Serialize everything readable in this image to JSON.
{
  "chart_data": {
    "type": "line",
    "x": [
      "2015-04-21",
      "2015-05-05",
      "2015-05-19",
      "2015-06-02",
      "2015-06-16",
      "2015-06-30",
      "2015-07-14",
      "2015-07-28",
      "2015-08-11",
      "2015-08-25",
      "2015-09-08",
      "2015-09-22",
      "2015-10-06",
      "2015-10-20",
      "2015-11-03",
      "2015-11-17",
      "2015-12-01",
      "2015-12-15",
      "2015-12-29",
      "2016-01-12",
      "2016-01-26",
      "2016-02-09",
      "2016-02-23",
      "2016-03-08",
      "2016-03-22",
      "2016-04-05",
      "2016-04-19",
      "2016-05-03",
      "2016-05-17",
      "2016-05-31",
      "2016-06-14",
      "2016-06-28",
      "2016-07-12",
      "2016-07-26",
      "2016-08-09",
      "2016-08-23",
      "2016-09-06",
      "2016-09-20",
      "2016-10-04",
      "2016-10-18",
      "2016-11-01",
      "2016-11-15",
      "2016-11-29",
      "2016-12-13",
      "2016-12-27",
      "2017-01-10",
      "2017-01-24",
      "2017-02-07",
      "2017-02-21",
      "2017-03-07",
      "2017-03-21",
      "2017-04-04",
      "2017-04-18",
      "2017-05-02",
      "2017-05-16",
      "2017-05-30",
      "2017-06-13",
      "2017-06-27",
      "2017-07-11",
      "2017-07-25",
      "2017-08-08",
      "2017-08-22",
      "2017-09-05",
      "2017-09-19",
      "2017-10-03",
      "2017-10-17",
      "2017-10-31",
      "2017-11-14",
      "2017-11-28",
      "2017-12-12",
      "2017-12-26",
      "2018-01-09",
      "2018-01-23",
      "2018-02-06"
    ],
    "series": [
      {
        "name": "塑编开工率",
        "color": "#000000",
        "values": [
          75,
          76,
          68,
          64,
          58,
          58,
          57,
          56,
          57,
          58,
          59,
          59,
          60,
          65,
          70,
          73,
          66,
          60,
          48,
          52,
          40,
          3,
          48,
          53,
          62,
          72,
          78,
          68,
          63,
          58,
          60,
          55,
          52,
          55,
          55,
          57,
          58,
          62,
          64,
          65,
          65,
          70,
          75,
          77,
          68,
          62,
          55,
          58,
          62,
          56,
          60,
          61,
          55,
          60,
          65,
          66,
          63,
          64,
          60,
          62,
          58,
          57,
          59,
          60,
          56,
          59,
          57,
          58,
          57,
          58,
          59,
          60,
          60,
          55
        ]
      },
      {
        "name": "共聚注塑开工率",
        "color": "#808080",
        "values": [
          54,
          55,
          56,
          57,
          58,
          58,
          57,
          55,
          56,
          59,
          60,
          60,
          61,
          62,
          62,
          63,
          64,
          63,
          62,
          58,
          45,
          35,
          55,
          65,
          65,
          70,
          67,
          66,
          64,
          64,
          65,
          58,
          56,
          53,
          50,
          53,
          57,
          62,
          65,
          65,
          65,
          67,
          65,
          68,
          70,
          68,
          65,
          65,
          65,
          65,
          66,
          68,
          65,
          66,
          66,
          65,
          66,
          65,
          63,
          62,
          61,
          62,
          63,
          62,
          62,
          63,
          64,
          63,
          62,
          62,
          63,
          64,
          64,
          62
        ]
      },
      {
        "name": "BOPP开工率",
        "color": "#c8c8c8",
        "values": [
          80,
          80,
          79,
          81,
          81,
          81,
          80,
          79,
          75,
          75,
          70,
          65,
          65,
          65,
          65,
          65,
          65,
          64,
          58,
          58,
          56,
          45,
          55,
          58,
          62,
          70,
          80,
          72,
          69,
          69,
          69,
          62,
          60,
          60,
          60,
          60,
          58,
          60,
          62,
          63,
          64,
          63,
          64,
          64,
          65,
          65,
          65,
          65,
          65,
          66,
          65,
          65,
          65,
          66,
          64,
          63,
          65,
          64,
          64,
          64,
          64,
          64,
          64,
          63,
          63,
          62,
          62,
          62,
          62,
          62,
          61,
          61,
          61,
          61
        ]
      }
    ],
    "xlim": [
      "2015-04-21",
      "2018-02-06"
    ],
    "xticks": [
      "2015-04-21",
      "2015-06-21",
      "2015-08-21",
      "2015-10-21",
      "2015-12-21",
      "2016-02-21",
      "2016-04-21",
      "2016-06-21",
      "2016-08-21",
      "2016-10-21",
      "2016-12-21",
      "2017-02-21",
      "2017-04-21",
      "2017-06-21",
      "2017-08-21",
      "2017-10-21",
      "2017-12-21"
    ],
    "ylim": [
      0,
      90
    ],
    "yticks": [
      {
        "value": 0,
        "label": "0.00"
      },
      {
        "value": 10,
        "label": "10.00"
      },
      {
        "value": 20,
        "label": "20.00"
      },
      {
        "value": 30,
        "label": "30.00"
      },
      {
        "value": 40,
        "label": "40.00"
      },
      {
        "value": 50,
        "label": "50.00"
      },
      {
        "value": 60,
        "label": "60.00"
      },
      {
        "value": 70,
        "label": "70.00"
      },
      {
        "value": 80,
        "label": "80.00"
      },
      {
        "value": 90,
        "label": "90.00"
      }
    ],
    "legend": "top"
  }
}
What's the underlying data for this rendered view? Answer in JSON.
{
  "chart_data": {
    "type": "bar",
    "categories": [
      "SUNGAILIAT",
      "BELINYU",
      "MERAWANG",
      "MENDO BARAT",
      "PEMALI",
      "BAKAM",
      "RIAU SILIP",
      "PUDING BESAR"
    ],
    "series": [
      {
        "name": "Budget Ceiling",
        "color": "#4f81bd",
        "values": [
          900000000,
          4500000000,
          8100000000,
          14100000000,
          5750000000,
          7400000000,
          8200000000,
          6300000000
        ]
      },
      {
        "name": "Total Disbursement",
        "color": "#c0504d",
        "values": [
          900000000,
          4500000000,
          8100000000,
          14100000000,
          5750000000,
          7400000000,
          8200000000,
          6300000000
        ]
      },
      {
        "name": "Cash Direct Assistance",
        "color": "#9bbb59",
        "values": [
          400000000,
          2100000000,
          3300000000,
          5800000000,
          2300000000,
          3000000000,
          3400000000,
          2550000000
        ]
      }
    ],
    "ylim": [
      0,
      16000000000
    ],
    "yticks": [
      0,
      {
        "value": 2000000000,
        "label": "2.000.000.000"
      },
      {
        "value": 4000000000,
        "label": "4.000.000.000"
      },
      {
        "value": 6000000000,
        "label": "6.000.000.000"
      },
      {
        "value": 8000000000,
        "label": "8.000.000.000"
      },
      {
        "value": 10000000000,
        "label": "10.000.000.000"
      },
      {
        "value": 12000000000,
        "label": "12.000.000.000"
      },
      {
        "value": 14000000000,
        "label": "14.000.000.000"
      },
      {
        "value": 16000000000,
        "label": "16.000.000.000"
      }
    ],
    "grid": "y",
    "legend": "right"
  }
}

************

→ Directive:
How many lines in the records above contain the word "this"? Reply with the number and nothing more.

→ Right answer:
2